__DATA ENTRIES__:
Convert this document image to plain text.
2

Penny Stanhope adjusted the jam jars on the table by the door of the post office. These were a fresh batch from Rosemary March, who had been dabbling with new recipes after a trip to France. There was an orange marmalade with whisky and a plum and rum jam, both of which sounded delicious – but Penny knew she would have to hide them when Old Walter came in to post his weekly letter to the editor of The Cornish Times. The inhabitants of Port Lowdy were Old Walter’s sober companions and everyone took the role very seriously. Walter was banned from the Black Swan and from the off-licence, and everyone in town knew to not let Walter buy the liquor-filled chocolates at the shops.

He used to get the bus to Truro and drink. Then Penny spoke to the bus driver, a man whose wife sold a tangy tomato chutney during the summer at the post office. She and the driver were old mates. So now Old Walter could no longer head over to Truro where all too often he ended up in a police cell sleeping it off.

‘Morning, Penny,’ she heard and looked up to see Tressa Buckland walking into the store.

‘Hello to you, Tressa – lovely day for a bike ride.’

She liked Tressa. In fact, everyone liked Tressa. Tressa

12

__WRITTEN TASK__: Type out the entries again, word for word.

__THE REPLY__:
Convert this document image to plain text.
2

Penny Stanhope adjusted the jam jars on the table by the door of the post office. These were a fresh batch from Rosemary March, who had been dabbling with new recipes after a trip to France. There was an orange marmalade with whisky and a plum and rum jam, both of which sounded delicious – but Penny knew she would have to hide them when Old Walter came in to post his weekly letter to the editor of The Cornish Times. The inhabitants of Port Lowdy were Old Walter’s sober companions and everyone took the role very seriously. Walter was banned from the Black Swan and from the off-licence, and everyone in town knew to not let Walter buy the liquor-filled chocolates at the shops.

He used to get the bus to Truro and drink. Then Penny spoke to the bus driver, a man whose wife sold a tangy tomato chutney during the summer at the post office. She and the driver were old mates. So now Old Walter could no longer head over to Truro where all too often he ended up in a police cell sleeping it off.

‘Morning, Penny,’ she heard and looked up to see Tressa Buckland walking into the store.

‘Hello to you, Tressa – lovely day for a bike ride.’

She liked Tressa. In fact, everyone liked Tressa. Tressa

12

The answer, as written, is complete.